__STATED GOAL__
Reproduce all entries word for word.

__ENTRIES PROVIDED__
## start
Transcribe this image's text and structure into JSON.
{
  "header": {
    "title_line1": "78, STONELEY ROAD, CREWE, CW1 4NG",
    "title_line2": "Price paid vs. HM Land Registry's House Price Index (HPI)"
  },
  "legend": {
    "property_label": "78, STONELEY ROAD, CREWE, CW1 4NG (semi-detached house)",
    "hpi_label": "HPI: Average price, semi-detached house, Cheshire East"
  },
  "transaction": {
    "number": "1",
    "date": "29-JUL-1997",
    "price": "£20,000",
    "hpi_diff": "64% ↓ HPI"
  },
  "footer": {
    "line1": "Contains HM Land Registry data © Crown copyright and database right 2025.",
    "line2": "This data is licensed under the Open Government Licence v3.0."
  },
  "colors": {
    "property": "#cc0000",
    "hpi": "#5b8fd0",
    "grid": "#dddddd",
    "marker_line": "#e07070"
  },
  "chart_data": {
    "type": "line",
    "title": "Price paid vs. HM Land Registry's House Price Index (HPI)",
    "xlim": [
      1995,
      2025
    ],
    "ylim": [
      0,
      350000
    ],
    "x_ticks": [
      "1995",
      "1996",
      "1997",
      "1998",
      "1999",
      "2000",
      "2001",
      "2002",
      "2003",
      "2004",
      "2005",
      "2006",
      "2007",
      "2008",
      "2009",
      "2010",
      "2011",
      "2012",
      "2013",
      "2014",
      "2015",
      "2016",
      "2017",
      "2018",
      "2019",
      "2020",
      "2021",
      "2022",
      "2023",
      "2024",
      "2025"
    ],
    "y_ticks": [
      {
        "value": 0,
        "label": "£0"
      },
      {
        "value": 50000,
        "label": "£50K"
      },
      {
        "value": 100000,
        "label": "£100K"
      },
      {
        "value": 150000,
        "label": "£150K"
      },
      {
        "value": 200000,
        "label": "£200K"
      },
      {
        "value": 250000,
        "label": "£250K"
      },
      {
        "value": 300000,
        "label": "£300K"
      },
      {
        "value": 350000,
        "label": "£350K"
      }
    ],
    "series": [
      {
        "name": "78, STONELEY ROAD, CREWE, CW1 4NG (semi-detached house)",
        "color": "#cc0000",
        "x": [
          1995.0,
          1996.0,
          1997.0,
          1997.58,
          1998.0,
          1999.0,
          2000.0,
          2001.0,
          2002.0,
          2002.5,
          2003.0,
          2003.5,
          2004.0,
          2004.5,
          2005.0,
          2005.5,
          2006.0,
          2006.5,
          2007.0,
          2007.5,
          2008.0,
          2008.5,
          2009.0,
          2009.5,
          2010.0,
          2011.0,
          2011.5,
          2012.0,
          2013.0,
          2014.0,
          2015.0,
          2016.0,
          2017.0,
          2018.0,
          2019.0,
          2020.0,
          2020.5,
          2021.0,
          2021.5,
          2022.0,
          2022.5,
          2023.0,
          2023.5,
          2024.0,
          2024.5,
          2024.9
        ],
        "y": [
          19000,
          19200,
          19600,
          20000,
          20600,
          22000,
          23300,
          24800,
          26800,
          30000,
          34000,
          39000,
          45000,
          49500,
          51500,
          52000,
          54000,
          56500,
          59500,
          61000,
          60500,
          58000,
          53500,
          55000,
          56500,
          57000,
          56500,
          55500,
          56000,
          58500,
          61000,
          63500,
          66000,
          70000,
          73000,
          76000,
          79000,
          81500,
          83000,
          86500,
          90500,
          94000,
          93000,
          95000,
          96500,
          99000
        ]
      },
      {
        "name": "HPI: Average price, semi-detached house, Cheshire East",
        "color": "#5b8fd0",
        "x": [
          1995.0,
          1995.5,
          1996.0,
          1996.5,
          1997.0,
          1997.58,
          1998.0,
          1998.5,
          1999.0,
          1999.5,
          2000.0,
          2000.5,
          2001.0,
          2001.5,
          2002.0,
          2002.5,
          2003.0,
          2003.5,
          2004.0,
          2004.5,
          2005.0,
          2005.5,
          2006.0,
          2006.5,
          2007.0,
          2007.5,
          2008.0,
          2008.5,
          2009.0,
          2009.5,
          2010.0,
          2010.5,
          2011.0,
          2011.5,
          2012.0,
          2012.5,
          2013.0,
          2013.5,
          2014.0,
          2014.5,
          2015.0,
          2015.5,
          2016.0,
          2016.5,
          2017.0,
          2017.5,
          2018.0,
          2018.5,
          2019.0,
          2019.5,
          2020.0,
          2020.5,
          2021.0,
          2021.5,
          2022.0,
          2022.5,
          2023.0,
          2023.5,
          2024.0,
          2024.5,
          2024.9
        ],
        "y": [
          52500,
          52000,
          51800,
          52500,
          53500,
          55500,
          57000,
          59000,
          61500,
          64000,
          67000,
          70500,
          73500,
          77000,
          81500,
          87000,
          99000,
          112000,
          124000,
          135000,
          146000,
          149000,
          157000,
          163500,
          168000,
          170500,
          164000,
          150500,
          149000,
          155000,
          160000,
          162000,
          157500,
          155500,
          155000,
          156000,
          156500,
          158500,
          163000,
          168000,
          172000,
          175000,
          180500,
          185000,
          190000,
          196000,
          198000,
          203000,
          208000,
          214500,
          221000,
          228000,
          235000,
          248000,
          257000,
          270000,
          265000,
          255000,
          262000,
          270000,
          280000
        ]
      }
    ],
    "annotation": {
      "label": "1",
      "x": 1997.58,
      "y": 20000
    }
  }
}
## end
__EXERCISE RESPONSE__
Transcribe this image's text and structure into JSON.
{
  "header": {
    "title_line1": "78, STONELEY ROAD, CREWE, CW1 4NG",
    "title_line2": "Price paid vs. HM Land Registry's House Price Index (HPI)"
  },
  "legend": {
    "property_label": "78, STONELEY ROAD, CREWE, CW1 4NG (semi-detached house)",
    "hpi_label": "HPI: Average price, semi-detached house, Cheshire East"
  },
  "transaction": {
    "number": "1",
    "date": "29-JUL-1997",
    "price": "£20,000",
    "hpi_diff": "64% ↓ HPI"
  },
  "footer": {
    "line1": "Contains HM Land Registry data © Crown copyright and database right 2025.",
    "line2": "This data is licensed under the Open Government Licence v3.0."
  },
  "colors": {
    "property": "#cc0000",
    "hpi": "#5b8fd0",
    "grid": "#dddddd",
    "marker_line": "#e07070"
  },
  "chart_data": {
    "type": "line",
    "title": "Price paid vs. HM Land Registry's House Price Index (HPI)",
    "xlim": [
      1995,
      2025
    ],
    "ylim": [
      0,
      350000
    ],
    "x_ticks": [
      "1995",
      "1996",
      "1997",
      "1998",
      "1999",
      "2000",
      "2001",
      "2002",
      "2003",
      "2004",
      "2005",
      "2006",
      "2007",
      "2008",
      "2009",
      "2010",
      "2011",
      "2012",
      "2013",
      "2014",
      "2015",
      "2016",
      "2017",
      "2018",
      "2019",
      "2020",
      "2021",
      "2022",
      "2023",
      "2024",
      "2025"
    ],
    "y_ticks": [
      {
        "value": 0,
        "label": "£0"
      },
      {
        "value": 50000,
        "label": "£50K"
      },
      {
        "value": 100000,
        "label": "£100K"
      },
      {
        "value": 150000,
        "label": "£150K"
      },
      {
        "value": 200000,
        "label": "£200K"
      },
      {
        "value": 250000,
        "label": "£250K"
      },
      {
        "value": 300000,
        "label": "£300K"
      },
      {
        "value": 350000,
        "label": "£350K"
      }
    ],
    "series": [
      {
        "name": "78, STONELEY ROAD, CREWE, CW1 4NG (semi-detached house)",
        "color": "#cc0000",
        "x": [
          1995.0,
          1996.0,
          1997.0,
          1997.58,
          1998.0,
          1999.0,
          2000.0,
          2001.0,
          2002.0,
          2002.5,
          2003.0,
          2003.5,
          2004.0,
          2004.5,
          2005.0,
          2005.5,
          2006.0,
          2006.5,
          2007.0,
          2007.5,
          2008.0,
          2008.5,
          2009.0,
          2009.5,
          2010.0,
          2011.0,
          2011.5,
          2012.0,
          2013.0,
          2014.0,
          2015.0,
          2016.0,
          2017.0,
          2018.0,
          2019.0,
          2020.0,
          2020.5,
          2021.0,
          2021.5,
          2022.0,
          2022.5,
          2023.0,
          2023.5,
          2024.0,
          2024.5,
          2024.9
        ],
        "y": [
          19000,
          19200,
          19600,
          20000,
          20600,
          22000,
          23300,
          24800,
          26800,
          30000,
          34000,
          39000,
          45000,
          49500,
          51500,
          52000,
          54000,
          56500,
          59500,
          61000,
          60500,
          58000,
          53500,
          55000,
          56500,
          57000,
          56500,
          55500,
          56000,
          58500,
          61000,
          63500,
          66000,
          70000,
          73000,
          76000,
          79000,
          81500,
          83000,
          86500,
          90500,
          94000,
          93000,
          95000,
          96500,
          99000
        ]
      },
      {
        "name": "HPI: Average price, semi-detached house, Cheshire East",
        "color": "#5b8fd0",
        "x": [
          1995.0,
          1995.5,
          1996.0,
          1996.5,
          1997.0,
          1997.58,
          1998.0,
          1998.5,
          1999.0,
          1999.5,
          2000.0,
          2000.5,
          2001.0,
          2001.5,
          2002.0,
          2002.5,
          2003.0,
          2003.5,
          2004.0,
          2004.5,
          2005.0,
          2005.5,
          2006.0,
          2006.5,
          2007.0,
          2007.5,
          2008.0,
          2008.5,
          2009.0,
          2009.5,
          2010.0,
          2010.5,
          2011.0,
          2011.5,
          2012.0,
          2012.5,
          2013.0,
          2013.5,
          2014.0,
          2014.5,
          2015.0,
          2015.5,
          2016.0,
          2016.5,
          2017.0,
          2017.5,
          2018.0,
          2018.5,
          2019.0,
          2019.5,
          2020.0,
          2020.5,
          2021.0,
          2021.5,
          2022.0,
          2022.5,
          2023.0,
          2023.5,
          2024.0,
          2024.5,
          2024.9
        ],
        "y": [
          52500,
          52000,
          51800,
          52500,
          53500,
          55500,
          57000,
          59000,
          61500,
          64000,
          67000,
          70500,
          73500,
          77000,
          81500,
          87000,
          99000,
          112000,
          124000,
          135000,
          146000,
          149000,
          157000,
          163500,
          168000,
          170500,
          164000,
          150500,
          149000,
          155000,
          160000,
          162000,
          157500,
          155500,
          155000,
          156000,
          156500,
          158500,
          163000,
          168000,
          172000,
          175000,
          180500,
          185000,
          190000,
          196000,
          198000,
          203000,
          208000,
          214500,
          221000,
          228000,
          235000,
          248000,
          257000,
          270000,
          265000,
          255000,
          262000,
          270000,
          280000
        ]
      }
    ],
    "annotation": {
      "label": "1",
      "x": 1997.58,
      "y": 20000
    }
  }
}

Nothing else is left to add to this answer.